> Goal of the exercise
Look through the material below for "JSON". Copy every line that contains it.

-------- Dataset rows --------

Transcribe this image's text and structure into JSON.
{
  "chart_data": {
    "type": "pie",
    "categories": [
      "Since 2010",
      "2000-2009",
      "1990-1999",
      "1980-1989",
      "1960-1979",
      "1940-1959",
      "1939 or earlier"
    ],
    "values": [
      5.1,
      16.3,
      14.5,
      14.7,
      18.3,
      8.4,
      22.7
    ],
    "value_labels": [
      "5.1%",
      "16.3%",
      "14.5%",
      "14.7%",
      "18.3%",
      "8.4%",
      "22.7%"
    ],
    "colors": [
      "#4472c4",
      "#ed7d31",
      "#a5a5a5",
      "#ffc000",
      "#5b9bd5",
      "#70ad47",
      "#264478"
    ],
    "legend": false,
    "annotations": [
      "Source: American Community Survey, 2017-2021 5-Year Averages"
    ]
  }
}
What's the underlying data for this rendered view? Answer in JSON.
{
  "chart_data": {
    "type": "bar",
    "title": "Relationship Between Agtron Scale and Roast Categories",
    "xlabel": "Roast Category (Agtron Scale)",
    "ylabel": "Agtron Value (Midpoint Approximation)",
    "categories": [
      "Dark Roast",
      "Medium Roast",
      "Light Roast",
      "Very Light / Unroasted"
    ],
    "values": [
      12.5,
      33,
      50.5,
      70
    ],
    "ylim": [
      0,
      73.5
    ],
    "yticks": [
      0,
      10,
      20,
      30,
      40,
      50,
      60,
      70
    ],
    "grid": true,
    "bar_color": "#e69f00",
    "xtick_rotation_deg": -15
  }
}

--------

> Exercise answer
Transcribe this image's text and structure into JSON.
What's the underlying data for this rendered view? Answer in JSON.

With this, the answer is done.